Prompt: Return all the entries exactly, keeping pictures out.

Provided material:
________________________
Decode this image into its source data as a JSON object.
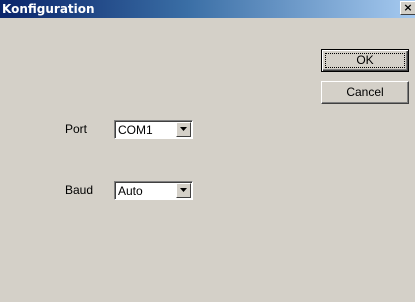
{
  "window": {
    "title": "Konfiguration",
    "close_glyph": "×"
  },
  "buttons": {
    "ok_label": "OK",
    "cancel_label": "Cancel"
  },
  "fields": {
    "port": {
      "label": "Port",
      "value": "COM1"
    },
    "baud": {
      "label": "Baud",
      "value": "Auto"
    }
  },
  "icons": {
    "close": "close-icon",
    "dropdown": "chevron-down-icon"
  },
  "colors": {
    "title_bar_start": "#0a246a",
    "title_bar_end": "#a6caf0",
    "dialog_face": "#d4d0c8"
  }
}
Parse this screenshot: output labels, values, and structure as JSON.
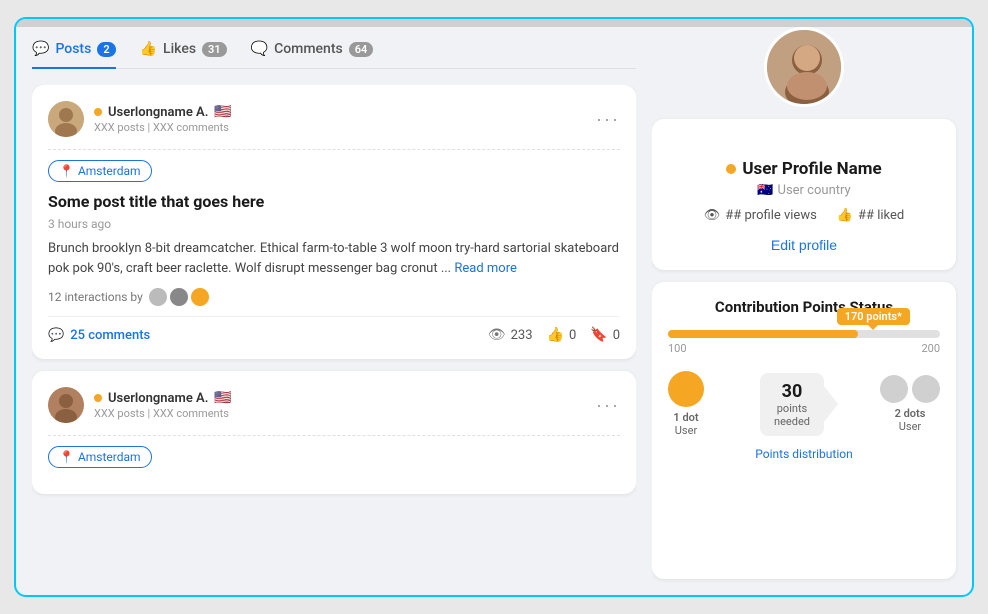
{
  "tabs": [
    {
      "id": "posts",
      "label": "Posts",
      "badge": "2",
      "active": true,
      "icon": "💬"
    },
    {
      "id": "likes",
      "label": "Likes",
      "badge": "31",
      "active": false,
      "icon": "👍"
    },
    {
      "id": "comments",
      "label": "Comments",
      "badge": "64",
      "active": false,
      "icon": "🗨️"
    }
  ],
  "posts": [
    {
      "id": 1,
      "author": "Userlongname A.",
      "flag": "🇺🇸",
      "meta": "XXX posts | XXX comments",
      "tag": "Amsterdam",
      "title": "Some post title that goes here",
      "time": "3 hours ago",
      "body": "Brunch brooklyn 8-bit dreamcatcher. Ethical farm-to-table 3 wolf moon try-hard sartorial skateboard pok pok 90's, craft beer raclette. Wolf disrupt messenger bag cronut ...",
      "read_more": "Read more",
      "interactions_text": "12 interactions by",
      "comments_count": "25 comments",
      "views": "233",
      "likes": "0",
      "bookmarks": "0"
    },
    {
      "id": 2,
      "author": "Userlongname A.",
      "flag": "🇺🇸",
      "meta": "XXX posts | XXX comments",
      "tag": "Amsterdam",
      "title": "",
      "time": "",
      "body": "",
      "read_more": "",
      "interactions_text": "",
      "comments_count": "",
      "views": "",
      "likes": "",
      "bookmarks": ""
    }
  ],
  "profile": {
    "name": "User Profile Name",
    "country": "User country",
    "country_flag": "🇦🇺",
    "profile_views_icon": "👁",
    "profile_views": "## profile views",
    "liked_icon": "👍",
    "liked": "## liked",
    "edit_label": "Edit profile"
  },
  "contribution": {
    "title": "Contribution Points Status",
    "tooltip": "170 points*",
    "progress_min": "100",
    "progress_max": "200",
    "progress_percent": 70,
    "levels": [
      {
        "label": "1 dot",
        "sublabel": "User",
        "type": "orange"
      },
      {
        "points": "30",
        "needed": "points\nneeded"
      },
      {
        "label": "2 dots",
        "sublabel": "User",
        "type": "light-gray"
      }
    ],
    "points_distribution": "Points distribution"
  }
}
________________________
Solution for this exercise:
Decode this image into its source data as a JSON object.
{
  "window": {
    "title": "Konfiguration",
    "close_glyph": "×"
  },
  "buttons": {
    "ok_label": "OK",
    "cancel_label": "Cancel"
  },
  "fields": {
    "port": {
      "label": "Port",
      "value": "COM1"
    },
    "baud": {
      "label": "Baud",
      "value": "Auto"
    }
  },
  "icons": {
    "close": "close-icon",
    "dropdown": "chevron-down-icon"
  },
  "colors": {
    "title_bar_start": "#0a246a",
    "title_bar_end": "#a6caf0",
    "dialog_face": "#d4d0c8"
  }
}
Parse this screenshot: output labels, values, and structure as JSON.
{
  "tabs": [
    {
      "id": "posts",
      "label": "Posts",
      "badge": "2",
      "active": true,
      "icon": "💬"
    },
    {
      "id": "likes",
      "label": "Likes",
      "badge": "31",
      "active": false,
      "icon": "👍"
    },
    {
      "id": "comments",
      "label": "Comments",
      "badge": "64",
      "active": false,
      "icon": "🗨️"
    }
  ],
  "posts": [
    {
      "id": 1,
      "author": "Userlongname A.",
      "flag": "🇺🇸",
      "meta": "XXX posts | XXX comments",
      "tag": "Amsterdam",
      "title": "Some post title that goes here",
      "time": "3 hours ago",
      "body": "Brunch brooklyn 8-bit dreamcatcher. Ethical farm-to-table 3 wolf moon try-hard sartorial skateboard pok pok 90's, craft beer raclette. Wolf disrupt messenger bag cronut ...",
      "read_more": "Read more",
      "interactions_text": "12 interactions by",
      "comments_count": "25 comments",
      "views": "233",
      "likes": "0",
      "bookmarks": "0"
    },
    {
      "id": 2,
      "author": "Userlongname A.",
      "flag": "🇺🇸",
      "meta": "XXX posts | XXX comments",
      "tag": "Amsterdam",
      "title": "",
      "time": "",
      "body": "",
      "read_more": "",
      "interactions_text": "",
      "comments_count": "",
      "views": "",
      "likes": "",
      "bookmarks": ""
    }
  ],
  "profile": {
    "name": "User Profile Name",
    "country": "User country",
    "country_flag": "🇦🇺",
    "profile_views_icon": "👁",
    "profile_views": "## profile views",
    "liked_icon": "👍",
    "liked": "## liked",
    "edit_label": "Edit profile"
  },
  "contribution": {
    "title": "Contribution Points Status",
    "tooltip": "170 points*",
    "progress_min": "100",
    "progress_max": "200",
    "progress_percent": 70,
    "levels": [
      {
        "label": "1 dot",
        "sublabel": "User",
        "type": "orange"
      },
      {
        "points": "30",
        "needed": "points\nneeded"
      },
      {
        "label": "2 dots",
        "sublabel": "User",
        "type": "light-gray"
      }
    ],
    "points_distribution": "Points distribution"
  }
}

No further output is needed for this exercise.